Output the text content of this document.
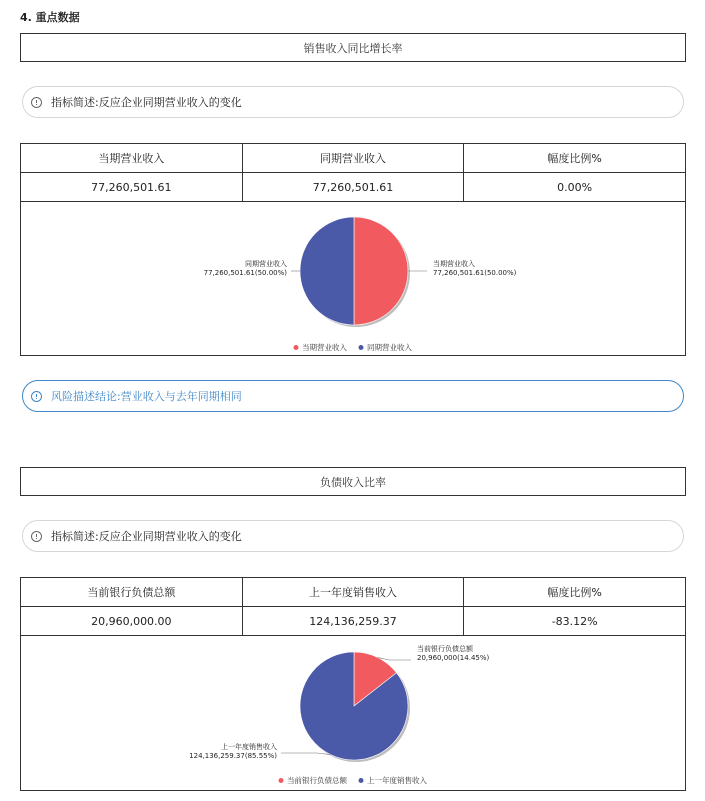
4. 重点数据
销售收入同比增长率
指标简述:反应企业同期营业收入的变化
当期营业收入	同期营业收入	幅度比例%
77,260,501.61	77,260,501.61	0.00%
当期营业收入
77,260,501.61(50.00%)
同期营业收入
77,260,501.61(50.00%)
当期营业收入	同期营业收入
风险描述结论:营业收入与去年同期相同
负债收入比率
指标简述:反应企业同期营业收入的变化
当前银行负债总额	上一年度销售收入	幅度比例%
20,960,000.00	124,136,259.37	-83.12%
当前银行负债总额
20,960,000(14.45%)
上一年度销售收入
124,136,259.37(85.55%)
当前银行负债总额	上一年度销售收入
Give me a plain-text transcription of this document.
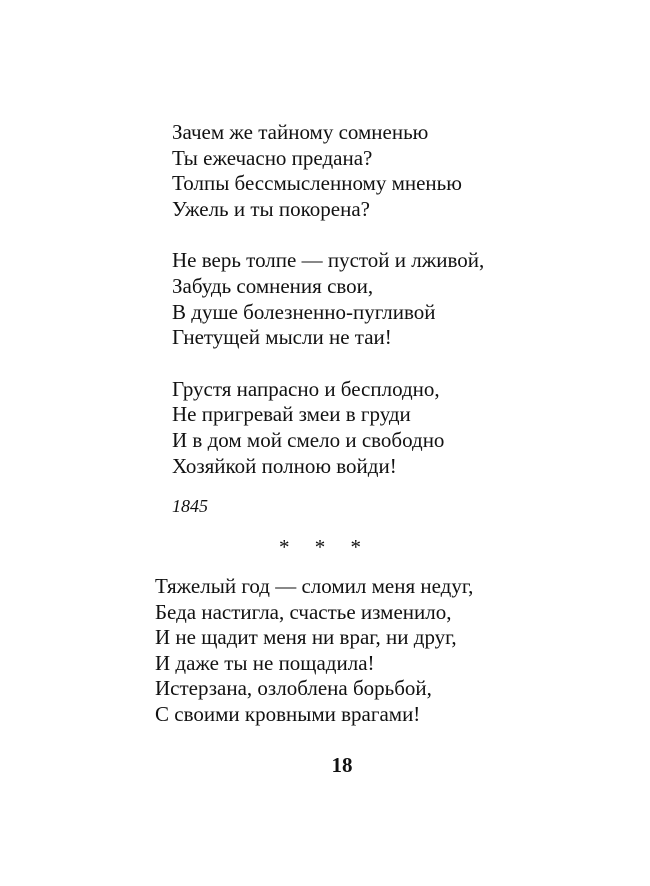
Зачем же тайному сомненью
Ты ежечасно предана?
Толпы бессмысленному мненью
Ужель и ты покорена?
Не верь толпе — пустой и лживой,
Забудь сомнения свои,
В душе болезненно-пугливой
Гнетущей мысли не таи!
Грустя напрасно и бесплодно,
Не пригревай змеи в груди
И в дом мой смело и свободно
Хозяйкой полною войди!
1845
* * *
Тяжелый год — сломил меня недуг,
Беда настигла, счастье изменило,
И не щадит меня ни враг, ни друг,
И даже ты не пощадила!
Истерзана, озлоблена борьбой,
С своими кровными врагами!
18
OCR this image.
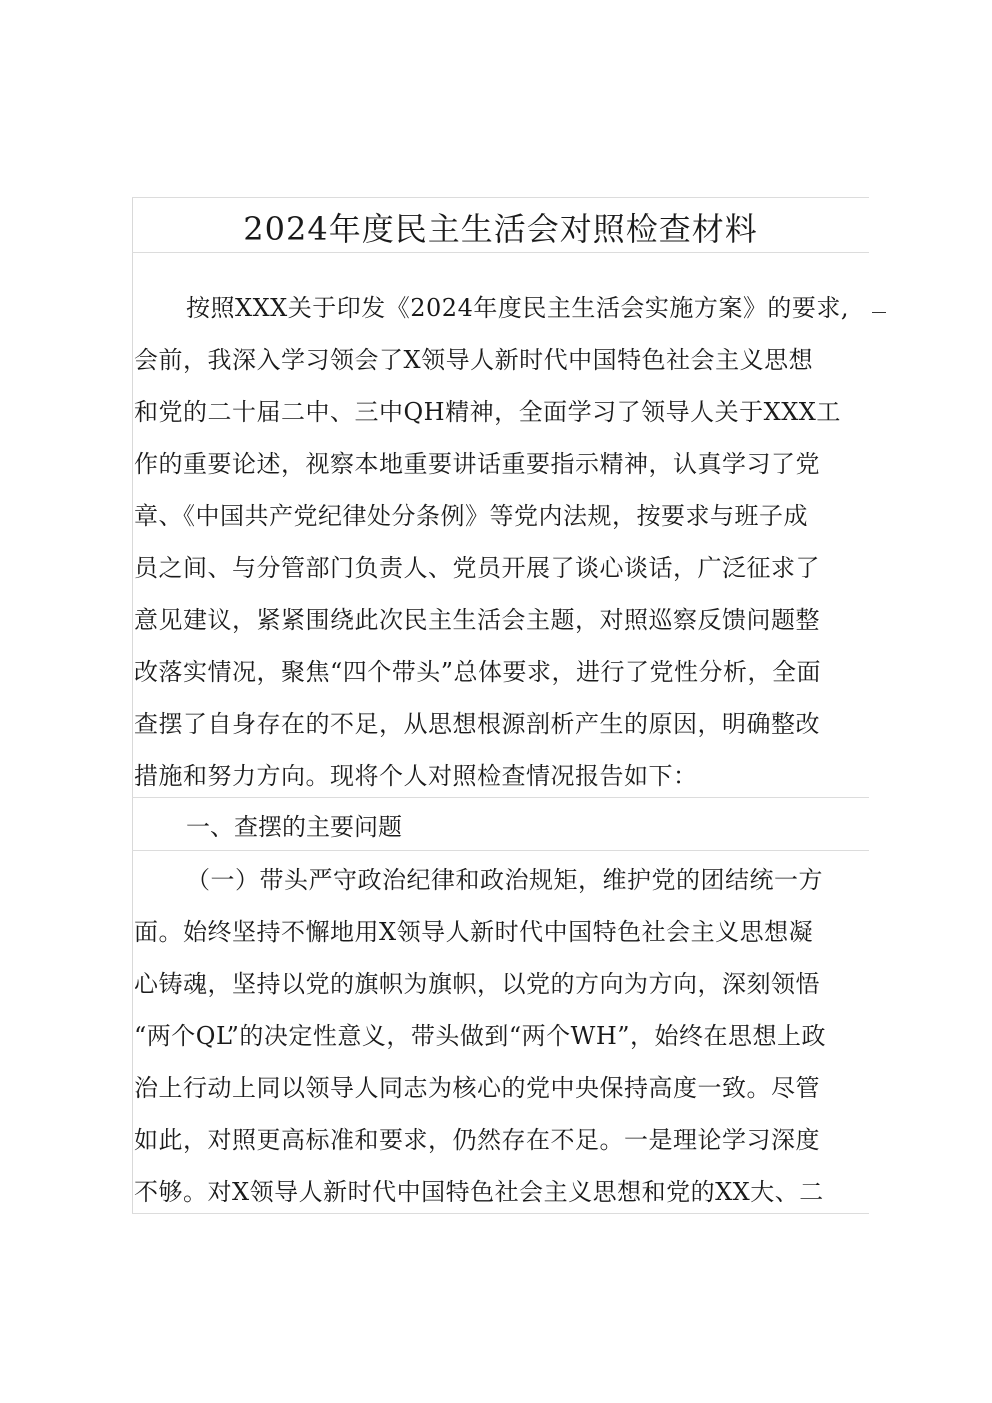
2024年度民主生活会对照检查材料
按照XXX关于印发《2024年度民主生活会实施方案》的要求,
会前，我深入学习领会了X领导人新时代中国特色社会主义思想
和党的二十届二中、三中QH精神，全面学习了领导人关于XXX工
作的重要论述，视察本地重要讲话重要指示精神，认真学习了党
章、《中国共产党纪律处分条例》等党内法规，按要求与班子成
员之间、与分管部门负责人、党员开展了谈心谈话，广泛征求了
意见建议，紧紧围绕此次民主生活会主题，对照巡察反馈问题整
改落实情况，聚焦“四个带头”总体要求，进行了党性分析，全面
查摆了自身存在的不足，从思想根源剖析产生的原因，明确整改
措施和努力方向。现将个人对照检查情况报告如下：
一、查摆的主要问题
（一）带头严守政治纪律和政治规矩，维护党的团结统一方
面。始终坚持不懈地用X领导人新时代中国特色社会主义思想凝
心铸魂，坚持以党的旗帜为旗帜，以党的方向为方向，深刻领悟
“两个QL”的决定性意义，带头做到“两个WH”，始终在思想上政
治上行动上同以领导人同志为核心的党中央保持高度一致。尽管
如此，对照更高标准和要求，仍然存在不足。一是理论学习深度
不够。对X领导人新时代中国特色社会主义思想和党的XX大、二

== WHAT YOU HAVE TO DO ==
Omit the pictures and print again exactly the lines from the one with "OCR this image." through the final line of the entries, both ends included.

== COMPLETE OUTPUT ==
OCR this image.
2024年度民主生活会对照检查材料
按照XXX关于印发《2024年度民主生活会实施方案》的要求,
会前，我深入学习领会了X领导人新时代中国特色社会主义思想
和党的二十届二中、三中QH精神，全面学习了领导人关于XXX工
作的重要论述，视察本地重要讲话重要指示精神，认真学习了党
章、《中国共产党纪律处分条例》等党内法规，按要求与班子成
员之间、与分管部门负责人、党员开展了谈心谈话，广泛征求了
意见建议，紧紧围绕此次民主生活会主题，对照巡察反馈问题整
改落实情况，聚焦“四个带头”总体要求，进行了党性分析，全面
查摆了自身存在的不足，从思想根源剖析产生的原因，明确整改
措施和努力方向。现将个人对照检查情况报告如下：
一、查摆的主要问题
（一）带头严守政治纪律和政治规矩，维护党的团结统一方
面。始终坚持不懈地用X领导人新时代中国特色社会主义思想凝
心铸魂，坚持以党的旗帜为旗帜，以党的方向为方向，深刻领悟
“两个QL”的决定性意义，带头做到“两个WH”，始终在思想上政
治上行动上同以领导人同志为核心的党中央保持高度一致。尽管
如此，对照更高标准和要求，仍然存在不足。一是理论学习深度
不够。对X领导人新时代中国特色社会主义思想和党的XX大、二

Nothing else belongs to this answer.